TASK INSTRUCTIONS: Narrow the data below down to the lines containing "total".

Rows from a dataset
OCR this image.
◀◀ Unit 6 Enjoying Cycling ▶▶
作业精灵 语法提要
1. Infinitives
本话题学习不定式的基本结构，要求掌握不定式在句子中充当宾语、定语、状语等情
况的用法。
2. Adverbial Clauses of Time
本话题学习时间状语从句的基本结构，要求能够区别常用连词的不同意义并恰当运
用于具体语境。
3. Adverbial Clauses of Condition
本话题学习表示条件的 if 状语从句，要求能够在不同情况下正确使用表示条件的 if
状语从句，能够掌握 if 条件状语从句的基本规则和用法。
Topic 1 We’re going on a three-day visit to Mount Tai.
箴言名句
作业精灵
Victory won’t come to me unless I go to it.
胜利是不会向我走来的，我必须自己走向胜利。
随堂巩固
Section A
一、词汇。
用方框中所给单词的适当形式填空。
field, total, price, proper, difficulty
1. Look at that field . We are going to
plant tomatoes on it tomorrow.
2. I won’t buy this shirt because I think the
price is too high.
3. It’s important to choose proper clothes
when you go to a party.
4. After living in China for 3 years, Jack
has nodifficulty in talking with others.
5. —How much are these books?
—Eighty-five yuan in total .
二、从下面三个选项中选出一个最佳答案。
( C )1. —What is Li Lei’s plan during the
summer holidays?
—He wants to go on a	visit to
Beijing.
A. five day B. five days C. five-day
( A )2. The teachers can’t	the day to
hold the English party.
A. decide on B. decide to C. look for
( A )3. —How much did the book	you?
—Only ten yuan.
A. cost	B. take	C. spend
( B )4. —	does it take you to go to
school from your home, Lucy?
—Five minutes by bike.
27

SOLUTION TO THIS PROBLEM:
field, total, price, proper, difficulty
—Eighty-five yuan in total .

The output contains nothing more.